◆ **SET TASK**
Below is a block of records; return all of them exactly, but without the images.

◆ **Collected data**
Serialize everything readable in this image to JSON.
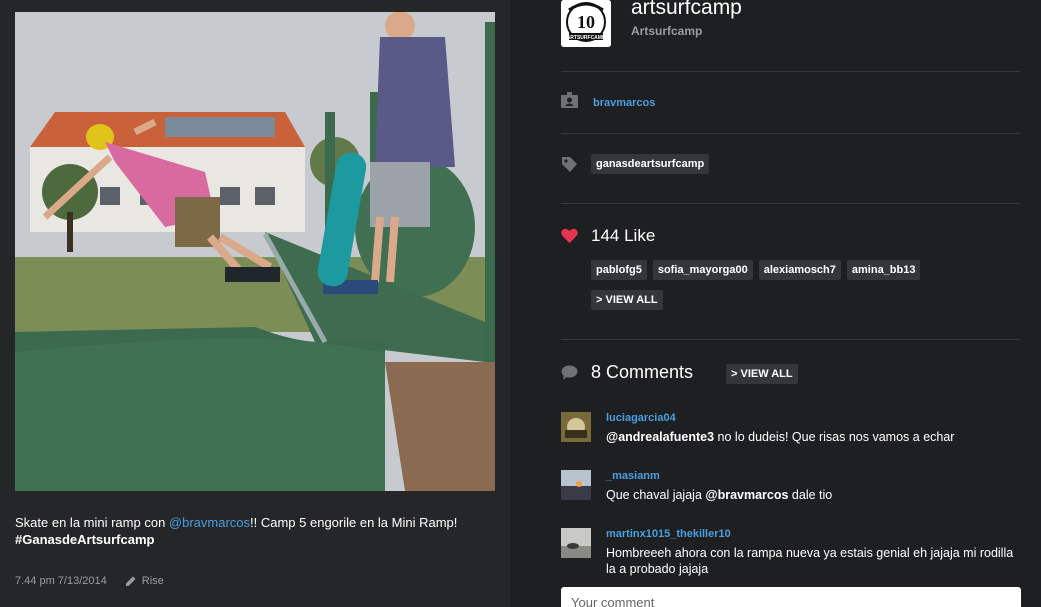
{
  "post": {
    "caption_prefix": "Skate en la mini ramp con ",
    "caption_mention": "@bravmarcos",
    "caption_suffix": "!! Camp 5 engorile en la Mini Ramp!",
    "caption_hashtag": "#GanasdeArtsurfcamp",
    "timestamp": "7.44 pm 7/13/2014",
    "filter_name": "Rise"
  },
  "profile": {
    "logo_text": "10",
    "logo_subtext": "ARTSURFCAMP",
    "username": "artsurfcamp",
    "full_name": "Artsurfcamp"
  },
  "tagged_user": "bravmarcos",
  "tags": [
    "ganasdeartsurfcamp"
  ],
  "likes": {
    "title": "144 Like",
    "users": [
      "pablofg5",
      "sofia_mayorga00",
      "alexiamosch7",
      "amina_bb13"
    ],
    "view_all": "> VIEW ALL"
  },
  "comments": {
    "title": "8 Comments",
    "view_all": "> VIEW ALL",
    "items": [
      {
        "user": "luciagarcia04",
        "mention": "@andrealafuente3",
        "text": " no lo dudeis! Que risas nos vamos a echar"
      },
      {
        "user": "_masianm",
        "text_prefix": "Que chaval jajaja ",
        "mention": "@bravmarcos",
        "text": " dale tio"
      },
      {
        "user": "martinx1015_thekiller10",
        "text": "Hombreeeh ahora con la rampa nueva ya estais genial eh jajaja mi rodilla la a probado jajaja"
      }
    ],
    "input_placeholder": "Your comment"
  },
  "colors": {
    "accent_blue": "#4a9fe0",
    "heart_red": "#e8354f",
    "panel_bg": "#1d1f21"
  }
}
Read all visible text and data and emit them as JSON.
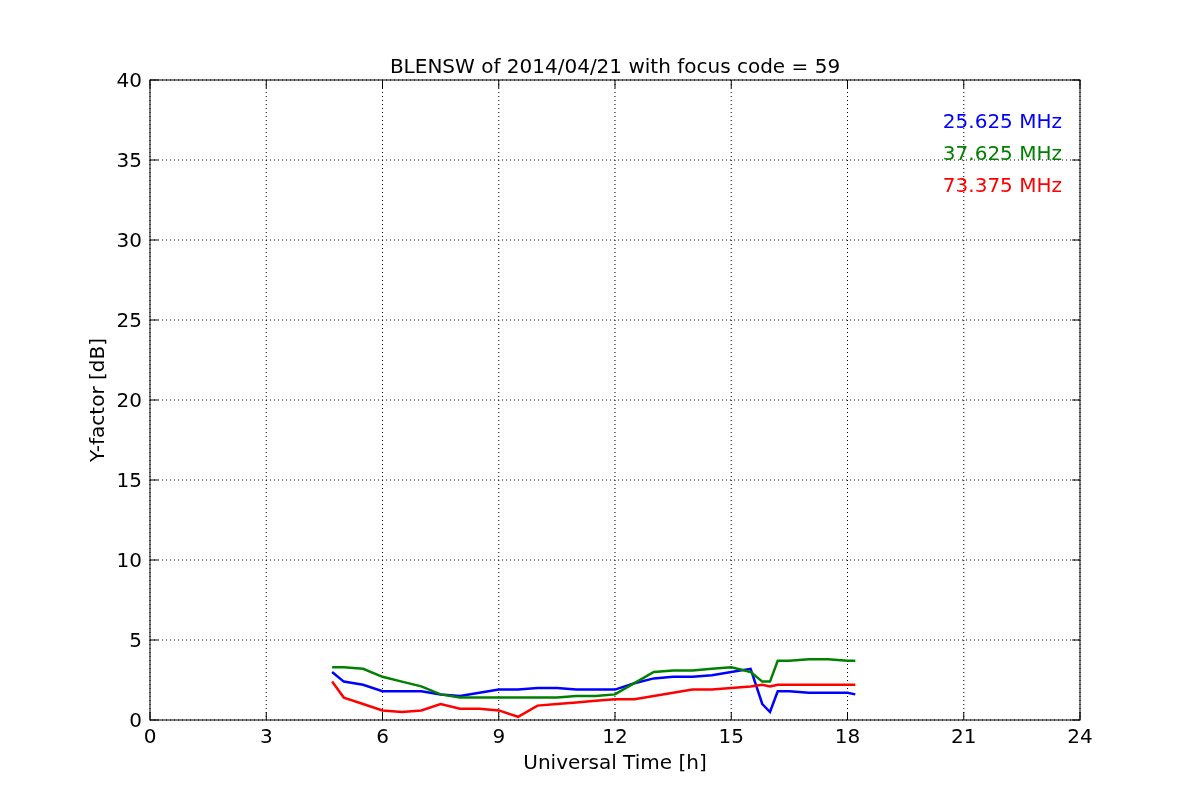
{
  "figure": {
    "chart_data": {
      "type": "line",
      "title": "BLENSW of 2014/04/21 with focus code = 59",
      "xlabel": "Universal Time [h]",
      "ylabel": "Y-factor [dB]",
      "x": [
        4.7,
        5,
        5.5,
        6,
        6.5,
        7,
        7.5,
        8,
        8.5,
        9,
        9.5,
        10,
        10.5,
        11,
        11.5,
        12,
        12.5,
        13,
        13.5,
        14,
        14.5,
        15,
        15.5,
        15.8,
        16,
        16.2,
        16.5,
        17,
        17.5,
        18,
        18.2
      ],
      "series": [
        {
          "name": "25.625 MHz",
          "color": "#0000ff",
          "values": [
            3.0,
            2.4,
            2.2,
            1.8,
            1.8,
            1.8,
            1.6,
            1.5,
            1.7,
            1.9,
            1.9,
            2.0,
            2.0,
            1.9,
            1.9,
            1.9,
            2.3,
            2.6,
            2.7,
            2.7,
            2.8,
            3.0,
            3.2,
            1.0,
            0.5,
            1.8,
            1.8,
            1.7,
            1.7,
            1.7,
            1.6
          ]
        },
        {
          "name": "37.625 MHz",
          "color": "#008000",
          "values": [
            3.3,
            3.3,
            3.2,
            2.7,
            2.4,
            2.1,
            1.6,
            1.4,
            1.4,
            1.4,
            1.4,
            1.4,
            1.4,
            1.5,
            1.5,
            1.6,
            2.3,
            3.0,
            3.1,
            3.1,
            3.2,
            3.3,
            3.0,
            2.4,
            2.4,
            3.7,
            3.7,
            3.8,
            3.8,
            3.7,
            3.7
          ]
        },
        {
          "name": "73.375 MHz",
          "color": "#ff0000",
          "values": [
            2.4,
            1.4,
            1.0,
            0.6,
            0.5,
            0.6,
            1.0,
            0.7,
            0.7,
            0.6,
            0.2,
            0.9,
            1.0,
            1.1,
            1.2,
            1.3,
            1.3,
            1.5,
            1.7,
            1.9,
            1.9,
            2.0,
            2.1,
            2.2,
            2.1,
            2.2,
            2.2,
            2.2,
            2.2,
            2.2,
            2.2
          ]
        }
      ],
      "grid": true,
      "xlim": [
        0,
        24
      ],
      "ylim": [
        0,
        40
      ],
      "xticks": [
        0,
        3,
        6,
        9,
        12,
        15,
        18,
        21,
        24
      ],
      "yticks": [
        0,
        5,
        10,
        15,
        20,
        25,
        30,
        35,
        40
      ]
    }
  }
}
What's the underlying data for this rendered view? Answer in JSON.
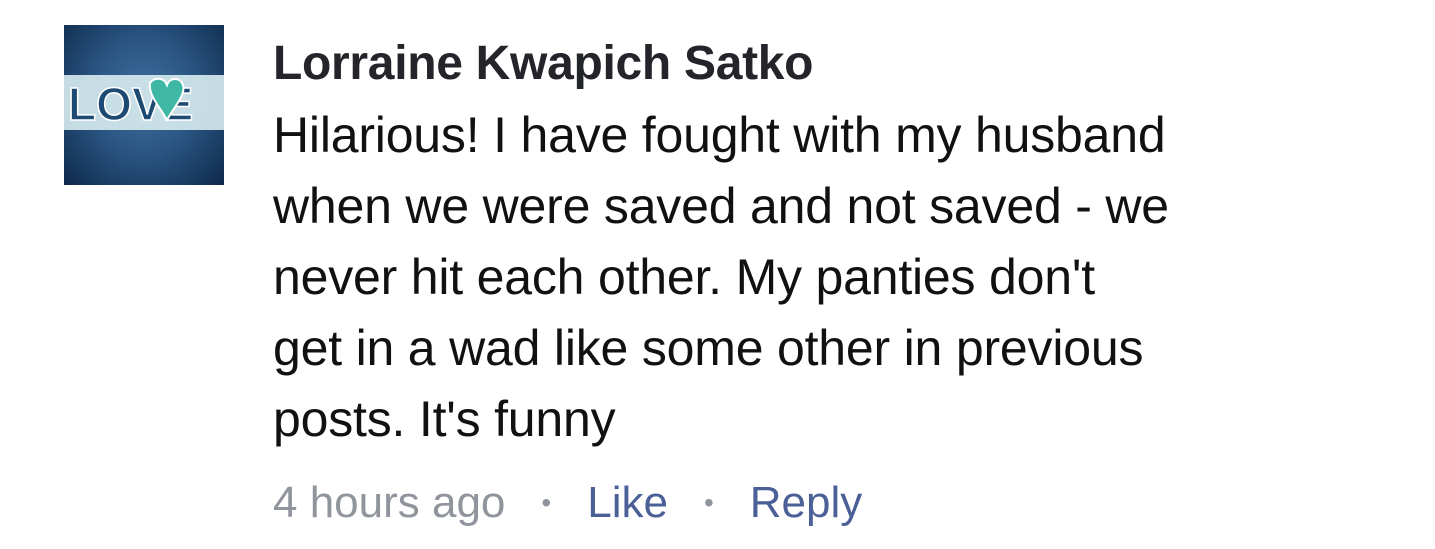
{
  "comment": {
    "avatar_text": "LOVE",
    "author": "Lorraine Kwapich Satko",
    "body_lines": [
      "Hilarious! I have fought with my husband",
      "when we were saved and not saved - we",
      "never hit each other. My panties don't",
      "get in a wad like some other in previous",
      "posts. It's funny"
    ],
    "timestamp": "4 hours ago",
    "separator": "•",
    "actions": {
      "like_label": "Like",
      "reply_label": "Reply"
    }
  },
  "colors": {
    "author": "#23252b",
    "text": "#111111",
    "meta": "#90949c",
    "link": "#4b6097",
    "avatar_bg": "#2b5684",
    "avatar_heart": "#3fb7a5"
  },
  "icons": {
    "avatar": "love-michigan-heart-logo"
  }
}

◆ **RESULT FOR THIS EXERCISE**
Serialize everything readable in this image to JSON.
{
  "post": {
    "caption_prefix": "Skate en la mini ramp con ",
    "caption_mention": "@bravmarcos",
    "caption_suffix": "!! Camp 5 engorile en la Mini Ramp!",
    "caption_hashtag": "#GanasdeArtsurfcamp",
    "timestamp": "7.44 pm 7/13/2014",
    "filter_name": "Rise"
  },
  "profile": {
    "logo_text": "10",
    "logo_subtext": "ARTSURFCAMP",
    "username": "artsurfcamp",
    "full_name": "Artsurfcamp"
  },
  "tagged_user": "bravmarcos",
  "tags": [
    "ganasdeartsurfcamp"
  ],
  "likes": {
    "title": "144 Like",
    "users": [
      "pablofg5",
      "sofia_mayorga00",
      "alexiamosch7",
      "amina_bb13"
    ],
    "view_all": "> VIEW ALL"
  },
  "comments": {
    "title": "8 Comments",
    "view_all": "> VIEW ALL",
    "items": [
      {
        "user": "luciagarcia04",
        "mention": "@andrealafuente3",
        "text": " no lo dudeis! Que risas nos vamos a echar"
      },
      {
        "user": "_masianm",
        "text_prefix": "Que chaval jajaja ",
        "mention": "@bravmarcos",
        "text": " dale tio"
      },
      {
        "user": "martinx1015_thekiller10",
        "text": "Hombreeeh ahora con la rampa nueva ya estais genial eh jajaja mi rodilla la a probado jajaja"
      }
    ],
    "input_placeholder": "Your comment"
  },
  "colors": {
    "accent_blue": "#4a9fe0",
    "heart_red": "#e8354f",
    "panel_bg": "#1d1f21"
  }
}
Read all visible text and data and emit them as JSON.
{
  "figure": {
    "chart_data": {
      "type": "line",
      "title": "BLENSW of 2014/04/21 with focus code = 59",
      "xlabel": "Universal Time [h]",
      "ylabel": "Y-factor [dB]",
      "x": [
        4.7,
        5,
        5.5,
        6,
        6.5,
        7,
        7.5,
        8,
        8.5,
        9,
        9.5,
        10,
        10.5,
        11,
        11.5,
        12,
        12.5,
        13,
        13.5,
        14,
        14.5,
        15,
        15.5,
        15.8,
        16,
        16.2,
        16.5,
        17,
        17.5,
        18,
        18.2
      ],
      "series": [
        {
          "name": "25.625 MHz",
          "color": "#0000ff",
          "values": [
            3.0,
            2.4,
            2.2,
            1.8,
            1.8,
            1.8,
            1.6,
            1.5,
            1.7,
            1.9,
            1.9,
            2.0,
            2.0,
            1.9,
            1.9,
            1.9,
            2.3,
            2.6,
            2.7,
            2.7,
            2.8,
            3.0,
            3.2,
            1.0,
            0.5,
            1.8,
            1.8,
            1.7,
            1.7,
            1.7,
            1.6
          ]
        },
        {
          "name": "37.625 MHz",
          "color": "#008000",
          "values": [
            3.3,
            3.3,
            3.2,
            2.7,
            2.4,
            2.1,
            1.6,
            1.4,
            1.4,
            1.4,
            1.4,
            1.4,
            1.4,
            1.5,
            1.5,
            1.6,
            2.3,
            3.0,
            3.1,
            3.1,
            3.2,
            3.3,
            3.0,
            2.4,
            2.4,
            3.7,
            3.7,
            3.8,
            3.8,
            3.7,
            3.7
          ]
        },
        {
          "name": "73.375 MHz",
          "color": "#ff0000",
          "values": [
            2.4,
            1.4,
            1.0,
            0.6,
            0.5,
            0.6,
            1.0,
            0.7,
            0.7,
            0.6,
            0.2,
            0.9,
            1.0,
            1.1,
            1.2,
            1.3,
            1.3,
            1.5,
            1.7,
            1.9,
            1.9,
            2.0,
            2.1,
            2.2,
            2.1,
            2.2,
            2.2,
            2.2,
            2.2,
            2.2,
            2.2
          ]
        }
      ],
      "grid": true,
      "xlim": [
        0,
        24
      ],
      "ylim": [
        0,
        40
      ],
      "xticks": [
        0,
        3,
        6,
        9,
        12,
        15,
        18,
        21,
        24
      ],
      "yticks": [
        0,
        5,
        10,
        15,
        20,
        25,
        30,
        35,
        40
      ]
    }
  }
}
What's the underlying data for this rendered view? Answer in JSON.
{
  "comment": {
    "avatar_text": "LOVE",
    "author": "Lorraine Kwapich Satko",
    "body_lines": [
      "Hilarious! I have fought with my husband",
      "when we were saved and not saved - we",
      "never hit each other. My panties don't",
      "get in a wad like some other in previous",
      "posts. It's funny"
    ],
    "timestamp": "4 hours ago",
    "separator": "•",
    "actions": {
      "like_label": "Like",
      "reply_label": "Reply"
    }
  },
  "colors": {
    "author": "#23252b",
    "text": "#111111",
    "meta": "#90949c",
    "link": "#4b6097",
    "avatar_bg": "#2b5684",
    "avatar_heart": "#3fb7a5"
  },
  "icons": {
    "avatar": "love-michigan-heart-logo"
  }
}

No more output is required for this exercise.